• Records supplied:

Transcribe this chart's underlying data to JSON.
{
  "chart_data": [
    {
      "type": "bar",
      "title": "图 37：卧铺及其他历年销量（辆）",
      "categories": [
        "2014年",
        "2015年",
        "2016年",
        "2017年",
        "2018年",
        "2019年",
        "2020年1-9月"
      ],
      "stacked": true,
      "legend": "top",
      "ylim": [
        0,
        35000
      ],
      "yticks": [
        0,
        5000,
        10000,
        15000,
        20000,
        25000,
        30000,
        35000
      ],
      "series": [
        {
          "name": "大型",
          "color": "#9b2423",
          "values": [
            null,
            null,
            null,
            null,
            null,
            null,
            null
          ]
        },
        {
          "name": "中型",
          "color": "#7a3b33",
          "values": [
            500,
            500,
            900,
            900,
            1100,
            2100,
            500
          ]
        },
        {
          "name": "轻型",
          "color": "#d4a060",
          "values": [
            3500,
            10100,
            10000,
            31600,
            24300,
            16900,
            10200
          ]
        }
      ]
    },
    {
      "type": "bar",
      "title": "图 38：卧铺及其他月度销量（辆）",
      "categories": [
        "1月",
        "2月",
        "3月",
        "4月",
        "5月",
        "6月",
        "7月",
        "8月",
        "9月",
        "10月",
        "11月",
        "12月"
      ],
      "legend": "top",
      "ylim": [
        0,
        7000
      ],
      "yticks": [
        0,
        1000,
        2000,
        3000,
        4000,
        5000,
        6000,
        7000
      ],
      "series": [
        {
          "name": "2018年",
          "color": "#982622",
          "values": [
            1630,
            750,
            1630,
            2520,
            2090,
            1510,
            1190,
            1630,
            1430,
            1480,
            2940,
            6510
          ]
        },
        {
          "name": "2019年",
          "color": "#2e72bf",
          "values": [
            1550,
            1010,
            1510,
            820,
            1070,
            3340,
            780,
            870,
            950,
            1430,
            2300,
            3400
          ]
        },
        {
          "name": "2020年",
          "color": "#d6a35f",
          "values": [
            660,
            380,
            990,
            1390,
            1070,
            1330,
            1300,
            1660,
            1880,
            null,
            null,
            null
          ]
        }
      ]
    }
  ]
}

• Task to complete:
Using the entries above, please restate each one word for word.

• Solution:
Transcribe this chart's underlying data to JSON.
{
  "chart_data": [
    {
      "type": "bar",
      "title": "图 37：卧铺及其他历年销量（辆）",
      "categories": [
        "2014年",
        "2015年",
        "2016年",
        "2017年",
        "2018年",
        "2019年",
        "2020年1-9月"
      ],
      "stacked": true,
      "legend": "top",
      "ylim": [
        0,
        35000
      ],
      "yticks": [
        0,
        5000,
        10000,
        15000,
        20000,
        25000,
        30000,
        35000
      ],
      "series": [
        {
          "name": "大型",
          "color": "#9b2423",
          "values": [
            null,
            null,
            null,
            null,
            null,
            null,
            null
          ]
        },
        {
          "name": "中型",
          "color": "#7a3b33",
          "values": [
            500,
            500,
            900,
            900,
            1100,
            2100,
            500
          ]
        },
        {
          "name": "轻型",
          "color": "#d4a060",
          "values": [
            3500,
            10100,
            10000,
            31600,
            24300,
            16900,
            10200
          ]
        }
      ]
    },
    {
      "type": "bar",
      "title": "图 38：卧铺及其他月度销量（辆）",
      "categories": [
        "1月",
        "2月",
        "3月",
        "4月",
        "5月",
        "6月",
        "7月",
        "8月",
        "9月",
        "10月",
        "11月",
        "12月"
      ],
      "legend": "top",
      "ylim": [
        0,
        7000
      ],
      "yticks": [
        0,
        1000,
        2000,
        3000,
        4000,
        5000,
        6000,
        7000
      ],
      "series": [
        {
          "name": "2018年",
          "color": "#982622",
          "values": [
            1630,
            750,
            1630,
            2520,
            2090,
            1510,
            1190,
            1630,
            1430,
            1480,
            2940,
            6510
          ]
        },
        {
          "name": "2019年",
          "color": "#2e72bf",
          "values": [
            1550,
            1010,
            1510,
            820,
            1070,
            3340,
            780,
            870,
            950,
            1430,
            2300,
            3400
          ]
        },
        {
          "name": "2020年",
          "color": "#d6a35f",
          "values": [
            660,
            380,
            990,
            1390,
            1070,
            1330,
            1300,
            1660,
            1880,
            null,
            null,
            null
          ]
        }
      ]
    }
  ]
}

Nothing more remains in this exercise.